Task to complete: Identify and pull out each line of the entries in which "page" occurs.

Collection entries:
________________________

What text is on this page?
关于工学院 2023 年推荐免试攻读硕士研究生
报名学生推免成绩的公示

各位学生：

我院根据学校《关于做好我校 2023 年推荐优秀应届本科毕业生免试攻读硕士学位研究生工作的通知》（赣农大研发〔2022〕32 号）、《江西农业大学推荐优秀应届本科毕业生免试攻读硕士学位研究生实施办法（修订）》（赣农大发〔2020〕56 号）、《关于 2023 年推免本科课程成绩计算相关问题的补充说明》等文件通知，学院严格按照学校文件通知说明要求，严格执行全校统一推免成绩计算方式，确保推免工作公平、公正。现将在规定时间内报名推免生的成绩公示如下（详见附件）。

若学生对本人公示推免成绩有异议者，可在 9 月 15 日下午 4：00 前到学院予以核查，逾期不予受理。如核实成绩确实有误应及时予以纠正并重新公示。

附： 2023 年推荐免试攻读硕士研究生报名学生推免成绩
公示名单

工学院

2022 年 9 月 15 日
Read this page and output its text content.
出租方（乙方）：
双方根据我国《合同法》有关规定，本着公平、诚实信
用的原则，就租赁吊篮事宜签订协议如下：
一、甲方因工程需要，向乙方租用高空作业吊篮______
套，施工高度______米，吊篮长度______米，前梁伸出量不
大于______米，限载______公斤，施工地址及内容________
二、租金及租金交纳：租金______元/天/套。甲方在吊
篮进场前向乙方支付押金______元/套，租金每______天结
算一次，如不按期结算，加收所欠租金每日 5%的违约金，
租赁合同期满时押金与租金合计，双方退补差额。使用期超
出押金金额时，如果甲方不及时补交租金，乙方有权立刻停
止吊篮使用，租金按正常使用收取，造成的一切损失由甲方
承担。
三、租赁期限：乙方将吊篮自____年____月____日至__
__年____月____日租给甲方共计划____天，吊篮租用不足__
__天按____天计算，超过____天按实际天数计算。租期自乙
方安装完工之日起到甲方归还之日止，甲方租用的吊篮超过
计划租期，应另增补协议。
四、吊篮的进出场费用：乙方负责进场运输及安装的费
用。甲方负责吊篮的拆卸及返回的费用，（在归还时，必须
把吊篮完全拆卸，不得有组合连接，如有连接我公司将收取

________________________

Result of this exercise:
What text is on this page?
Read this page and output its text content.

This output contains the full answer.